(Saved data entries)
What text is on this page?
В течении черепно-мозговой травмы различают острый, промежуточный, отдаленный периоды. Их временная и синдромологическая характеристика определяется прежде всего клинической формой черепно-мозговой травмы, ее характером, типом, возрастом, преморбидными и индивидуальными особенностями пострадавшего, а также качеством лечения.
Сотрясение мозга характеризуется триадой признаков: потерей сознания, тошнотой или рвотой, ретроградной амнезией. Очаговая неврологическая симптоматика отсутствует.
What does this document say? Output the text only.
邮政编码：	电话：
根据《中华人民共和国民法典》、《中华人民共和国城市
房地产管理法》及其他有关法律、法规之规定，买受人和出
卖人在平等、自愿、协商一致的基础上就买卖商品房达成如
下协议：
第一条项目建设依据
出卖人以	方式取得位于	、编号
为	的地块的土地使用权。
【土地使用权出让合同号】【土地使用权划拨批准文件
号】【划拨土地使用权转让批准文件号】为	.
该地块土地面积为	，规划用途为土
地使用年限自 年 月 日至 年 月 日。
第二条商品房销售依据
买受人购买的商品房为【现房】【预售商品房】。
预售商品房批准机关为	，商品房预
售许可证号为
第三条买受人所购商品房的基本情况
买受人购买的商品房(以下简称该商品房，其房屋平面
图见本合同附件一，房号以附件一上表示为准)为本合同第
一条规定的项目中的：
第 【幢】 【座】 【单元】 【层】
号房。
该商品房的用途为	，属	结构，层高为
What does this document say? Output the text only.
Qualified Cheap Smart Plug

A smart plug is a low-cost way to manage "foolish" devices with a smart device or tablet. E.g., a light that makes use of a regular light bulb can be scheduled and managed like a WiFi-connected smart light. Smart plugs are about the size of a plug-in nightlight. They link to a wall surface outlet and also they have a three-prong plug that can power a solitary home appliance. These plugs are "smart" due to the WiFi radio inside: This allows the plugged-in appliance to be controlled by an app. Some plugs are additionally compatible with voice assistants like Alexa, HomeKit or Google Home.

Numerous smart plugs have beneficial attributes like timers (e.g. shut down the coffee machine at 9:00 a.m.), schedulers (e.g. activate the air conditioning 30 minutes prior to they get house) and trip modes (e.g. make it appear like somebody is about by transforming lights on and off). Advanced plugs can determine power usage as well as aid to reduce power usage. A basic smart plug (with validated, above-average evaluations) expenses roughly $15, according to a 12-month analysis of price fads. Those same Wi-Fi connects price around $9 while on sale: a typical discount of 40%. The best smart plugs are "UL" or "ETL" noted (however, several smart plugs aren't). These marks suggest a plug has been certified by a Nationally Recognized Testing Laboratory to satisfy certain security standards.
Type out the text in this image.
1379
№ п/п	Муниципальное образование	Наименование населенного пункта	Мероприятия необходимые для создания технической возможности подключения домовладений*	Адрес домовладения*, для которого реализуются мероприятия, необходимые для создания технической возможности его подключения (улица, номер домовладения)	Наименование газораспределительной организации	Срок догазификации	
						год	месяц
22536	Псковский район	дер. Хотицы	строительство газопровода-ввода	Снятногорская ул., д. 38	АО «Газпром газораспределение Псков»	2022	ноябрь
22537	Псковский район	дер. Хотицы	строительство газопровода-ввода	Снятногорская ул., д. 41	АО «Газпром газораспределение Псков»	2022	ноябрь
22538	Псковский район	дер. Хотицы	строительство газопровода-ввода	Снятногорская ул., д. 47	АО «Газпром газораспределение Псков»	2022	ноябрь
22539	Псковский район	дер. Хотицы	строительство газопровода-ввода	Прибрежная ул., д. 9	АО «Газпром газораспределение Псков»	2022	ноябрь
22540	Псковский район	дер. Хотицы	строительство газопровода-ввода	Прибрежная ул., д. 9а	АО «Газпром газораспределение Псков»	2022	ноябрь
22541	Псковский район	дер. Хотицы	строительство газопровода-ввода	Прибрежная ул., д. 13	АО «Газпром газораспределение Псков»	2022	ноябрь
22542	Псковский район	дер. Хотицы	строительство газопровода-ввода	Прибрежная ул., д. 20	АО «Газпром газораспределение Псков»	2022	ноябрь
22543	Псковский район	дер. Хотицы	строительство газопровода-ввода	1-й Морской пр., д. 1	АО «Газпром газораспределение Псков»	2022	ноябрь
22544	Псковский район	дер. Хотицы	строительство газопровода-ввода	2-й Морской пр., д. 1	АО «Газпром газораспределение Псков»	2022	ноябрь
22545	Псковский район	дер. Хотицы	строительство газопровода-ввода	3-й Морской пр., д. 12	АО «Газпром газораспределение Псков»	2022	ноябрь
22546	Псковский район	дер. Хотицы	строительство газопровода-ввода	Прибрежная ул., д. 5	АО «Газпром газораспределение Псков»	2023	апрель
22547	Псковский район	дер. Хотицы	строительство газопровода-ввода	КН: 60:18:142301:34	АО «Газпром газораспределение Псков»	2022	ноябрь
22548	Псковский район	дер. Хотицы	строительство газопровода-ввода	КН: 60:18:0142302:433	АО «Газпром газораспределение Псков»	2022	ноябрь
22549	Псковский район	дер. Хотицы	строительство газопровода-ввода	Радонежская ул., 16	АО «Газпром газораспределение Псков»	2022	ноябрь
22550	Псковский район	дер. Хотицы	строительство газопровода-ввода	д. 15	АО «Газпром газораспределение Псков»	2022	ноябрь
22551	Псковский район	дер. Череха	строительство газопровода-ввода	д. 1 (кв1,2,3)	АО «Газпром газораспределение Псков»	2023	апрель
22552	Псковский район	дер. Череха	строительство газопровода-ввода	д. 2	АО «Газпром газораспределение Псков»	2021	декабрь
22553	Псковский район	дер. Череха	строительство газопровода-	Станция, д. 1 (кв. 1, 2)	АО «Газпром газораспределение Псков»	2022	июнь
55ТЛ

• **Aim**:
Copy out every line from the material above in which the word "Череха" appears.

• **Task answer**:
22551	Псковский район	дер. Череха	строительство газопровода-ввода	д. 1 (кв1,2,3)	АО «Газпром газораспределение Псков»	2023	апрель
22552	Псковский район	дер. Череха	строительство газопровода-ввода	д. 2	АО «Газпром газораспределение Псков»	2021	декабрь
22553	Псковский район	дер. Череха	строительство газопровода-	Станция, д. 1 (кв. 1, 2)	АО «Газпром газораспределение Псков»	2022	июнь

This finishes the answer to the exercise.